To be done – The entire listing is to be repeated verbatim.

[Begin Given records]

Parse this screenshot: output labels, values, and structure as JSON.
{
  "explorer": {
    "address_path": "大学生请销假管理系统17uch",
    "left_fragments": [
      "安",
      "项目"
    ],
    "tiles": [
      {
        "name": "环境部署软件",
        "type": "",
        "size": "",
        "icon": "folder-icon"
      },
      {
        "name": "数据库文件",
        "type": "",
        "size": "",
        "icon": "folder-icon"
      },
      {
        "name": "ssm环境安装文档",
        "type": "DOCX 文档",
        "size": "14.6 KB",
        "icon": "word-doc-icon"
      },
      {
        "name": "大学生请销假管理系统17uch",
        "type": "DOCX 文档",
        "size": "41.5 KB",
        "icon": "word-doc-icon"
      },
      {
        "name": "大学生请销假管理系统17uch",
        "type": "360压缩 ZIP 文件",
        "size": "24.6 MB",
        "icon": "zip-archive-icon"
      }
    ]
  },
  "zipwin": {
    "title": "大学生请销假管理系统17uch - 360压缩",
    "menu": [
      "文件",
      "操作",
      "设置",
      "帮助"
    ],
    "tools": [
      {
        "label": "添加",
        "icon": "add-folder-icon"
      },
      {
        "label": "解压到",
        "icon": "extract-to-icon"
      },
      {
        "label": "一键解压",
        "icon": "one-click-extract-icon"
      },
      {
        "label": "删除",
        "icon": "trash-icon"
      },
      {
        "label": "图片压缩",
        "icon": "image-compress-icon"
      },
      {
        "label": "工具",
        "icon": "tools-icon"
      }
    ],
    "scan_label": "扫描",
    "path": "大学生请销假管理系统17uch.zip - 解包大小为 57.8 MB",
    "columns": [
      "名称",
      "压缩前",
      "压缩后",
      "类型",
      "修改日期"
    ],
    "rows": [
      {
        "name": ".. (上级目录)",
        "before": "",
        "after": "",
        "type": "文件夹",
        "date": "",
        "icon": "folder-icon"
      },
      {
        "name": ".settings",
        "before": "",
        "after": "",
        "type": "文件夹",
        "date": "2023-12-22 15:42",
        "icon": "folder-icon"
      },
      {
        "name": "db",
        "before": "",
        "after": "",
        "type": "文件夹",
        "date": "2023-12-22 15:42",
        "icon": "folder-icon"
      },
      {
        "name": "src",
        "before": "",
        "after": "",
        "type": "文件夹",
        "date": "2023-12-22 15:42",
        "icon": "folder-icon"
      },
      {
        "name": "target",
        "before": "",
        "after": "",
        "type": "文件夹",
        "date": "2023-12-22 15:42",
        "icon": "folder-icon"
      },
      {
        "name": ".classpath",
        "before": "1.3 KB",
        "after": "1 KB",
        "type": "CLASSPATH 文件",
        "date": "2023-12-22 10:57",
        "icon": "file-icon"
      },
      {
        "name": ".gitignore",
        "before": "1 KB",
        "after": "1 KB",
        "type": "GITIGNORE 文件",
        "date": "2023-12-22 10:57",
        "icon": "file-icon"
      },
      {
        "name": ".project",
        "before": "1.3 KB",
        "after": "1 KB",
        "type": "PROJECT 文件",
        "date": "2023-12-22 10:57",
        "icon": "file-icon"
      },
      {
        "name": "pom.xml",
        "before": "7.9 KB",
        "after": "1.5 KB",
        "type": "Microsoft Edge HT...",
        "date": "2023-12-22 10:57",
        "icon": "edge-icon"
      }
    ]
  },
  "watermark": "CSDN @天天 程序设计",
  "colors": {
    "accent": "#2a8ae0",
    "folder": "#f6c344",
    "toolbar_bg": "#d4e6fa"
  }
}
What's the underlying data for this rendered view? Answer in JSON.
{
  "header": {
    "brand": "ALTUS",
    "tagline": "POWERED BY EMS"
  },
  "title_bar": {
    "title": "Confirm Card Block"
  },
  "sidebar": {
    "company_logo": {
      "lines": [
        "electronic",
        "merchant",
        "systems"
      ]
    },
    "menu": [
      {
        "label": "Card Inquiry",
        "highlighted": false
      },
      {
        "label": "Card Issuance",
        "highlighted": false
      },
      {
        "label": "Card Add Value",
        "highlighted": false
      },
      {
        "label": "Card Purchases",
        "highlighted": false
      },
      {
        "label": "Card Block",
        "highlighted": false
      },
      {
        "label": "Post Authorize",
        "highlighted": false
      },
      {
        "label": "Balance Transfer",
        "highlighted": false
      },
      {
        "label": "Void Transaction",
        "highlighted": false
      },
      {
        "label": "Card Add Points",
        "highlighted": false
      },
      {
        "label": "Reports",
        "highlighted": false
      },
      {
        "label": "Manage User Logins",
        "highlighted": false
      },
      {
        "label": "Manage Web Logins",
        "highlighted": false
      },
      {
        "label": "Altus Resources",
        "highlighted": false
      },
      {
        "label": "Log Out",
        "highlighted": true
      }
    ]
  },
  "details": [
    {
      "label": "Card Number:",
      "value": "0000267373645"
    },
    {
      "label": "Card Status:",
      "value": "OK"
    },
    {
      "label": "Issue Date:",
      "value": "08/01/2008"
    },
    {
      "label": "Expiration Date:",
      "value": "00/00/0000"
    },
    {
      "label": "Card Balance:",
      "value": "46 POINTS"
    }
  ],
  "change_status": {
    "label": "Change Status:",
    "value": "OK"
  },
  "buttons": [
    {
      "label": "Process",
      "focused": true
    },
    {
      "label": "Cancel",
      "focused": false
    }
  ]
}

[End Given records]

Right answer –
Parse this screenshot: output labels, values, and structure as JSON.
{
  "explorer": {
    "address_path": "大学生请销假管理系统17uch",
    "left_fragments": [
      "安",
      "项目"
    ],
    "tiles": [
      {
        "name": "环境部署软件",
        "type": "",
        "size": "",
        "icon": "folder-icon"
      },
      {
        "name": "数据库文件",
        "type": "",
        "size": "",
        "icon": "folder-icon"
      },
      {
        "name": "ssm环境安装文档",
        "type": "DOCX 文档",
        "size": "14.6 KB",
        "icon": "word-doc-icon"
      },
      {
        "name": "大学生请销假管理系统17uch",
        "type": "DOCX 文档",
        "size": "41.5 KB",
        "icon": "word-doc-icon"
      },
      {
        "name": "大学生请销假管理系统17uch",
        "type": "360压缩 ZIP 文件",
        "size": "24.6 MB",
        "icon": "zip-archive-icon"
      }
    ]
  },
  "zipwin": {
    "title": "大学生请销假管理系统17uch - 360压缩",
    "menu": [
      "文件",
      "操作",
      "设置",
      "帮助"
    ],
    "tools": [
      {
        "label": "添加",
        "icon": "add-folder-icon"
      },
      {
        "label": "解压到",
        "icon": "extract-to-icon"
      },
      {
        "label": "一键解压",
        "icon": "one-click-extract-icon"
      },
      {
        "label": "删除",
        "icon": "trash-icon"
      },
      {
        "label": "图片压缩",
        "icon": "image-compress-icon"
      },
      {
        "label": "工具",
        "icon": "tools-icon"
      }
    ],
    "scan_label": "扫描",
    "path": "大学生请销假管理系统17uch.zip - 解包大小为 57.8 MB",
    "columns": [
      "名称",
      "压缩前",
      "压缩后",
      "类型",
      "修改日期"
    ],
    "rows": [
      {
        "name": ".. (上级目录)",
        "before": "",
        "after": "",
        "type": "文件夹",
        "date": "",
        "icon": "folder-icon"
      },
      {
        "name": ".settings",
        "before": "",
        "after": "",
        "type": "文件夹",
        "date": "2023-12-22 15:42",
        "icon": "folder-icon"
      },
      {
        "name": "db",
        "before": "",
        "after": "",
        "type": "文件夹",
        "date": "2023-12-22 15:42",
        "icon": "folder-icon"
      },
      {
        "name": "src",
        "before": "",
        "after": "",
        "type": "文件夹",
        "date": "2023-12-22 15:42",
        "icon": "folder-icon"
      },
      {
        "name": "target",
        "before": "",
        "after": "",
        "type": "文件夹",
        "date": "2023-12-22 15:42",
        "icon": "folder-icon"
      },
      {
        "name": ".classpath",
        "before": "1.3 KB",
        "after": "1 KB",
        "type": "CLASSPATH 文件",
        "date": "2023-12-22 10:57",
        "icon": "file-icon"
      },
      {
        "name": ".gitignore",
        "before": "1 KB",
        "after": "1 KB",
        "type": "GITIGNORE 文件",
        "date": "2023-12-22 10:57",
        "icon": "file-icon"
      },
      {
        "name": ".project",
        "before": "1.3 KB",
        "after": "1 KB",
        "type": "PROJECT 文件",
        "date": "2023-12-22 10:57",
        "icon": "file-icon"
      },
      {
        "name": "pom.xml",
        "before": "7.9 KB",
        "after": "1.5 KB",
        "type": "Microsoft Edge HT...",
        "date": "2023-12-22 10:57",
        "icon": "edge-icon"
      }
    ]
  },
  "watermark": "CSDN @天天 程序设计",
  "colors": {
    "accent": "#2a8ae0",
    "folder": "#f6c344",
    "toolbar_bg": "#d4e6fa"
  }
}
What's the underlying data for this rendered view? Answer in JSON.
{
  "header": {
    "brand": "ALTUS",
    "tagline": "POWERED BY EMS"
  },
  "title_bar": {
    "title": "Confirm Card Block"
  },
  "sidebar": {
    "company_logo": {
      "lines": [
        "electronic",
        "merchant",
        "systems"
      ]
    },
    "menu": [
      {
        "label": "Card Inquiry",
        "highlighted": false
      },
      {
        "label": "Card Issuance",
        "highlighted": false
      },
      {
        "label": "Card Add Value",
        "highlighted": false
      },
      {
        "label": "Card Purchases",
        "highlighted": false
      },
      {
        "label": "Card Block",
        "highlighted": false
      },
      {
        "label": "Post Authorize",
        "highlighted": false
      },
      {
        "label": "Balance Transfer",
        "highlighted": false
      },
      {
        "label": "Void Transaction",
        "highlighted": false
      },
      {
        "label": "Card Add Points",
        "highlighted": false
      },
      {
        "label": "Reports",
        "highlighted": false
      },
      {
        "label": "Manage User Logins",
        "highlighted": false
      },
      {
        "label": "Manage Web Logins",
        "highlighted": false
      },
      {
        "label": "Altus Resources",
        "highlighted": false
      },
      {
        "label": "Log Out",
        "highlighted": true
      }
    ]
  },
  "details": [
    {
      "label": "Card Number:",
      "value": "0000267373645"
    },
    {
      "label": "Card Status:",
      "value": "OK"
    },
    {
      "label": "Issue Date:",
      "value": "08/01/2008"
    },
    {
      "label": "Expiration Date:",
      "value": "00/00/0000"
    },
    {
      "label": "Card Balance:",
      "value": "46 POINTS"
    }
  ],
  "change_status": {
    "label": "Change Status:",
    "value": "OK"
  },
  "buttons": [
    {
      "label": "Process",
      "focused": true
    },
    {
      "label": "Cancel",
      "focused": false
    }
  ]
}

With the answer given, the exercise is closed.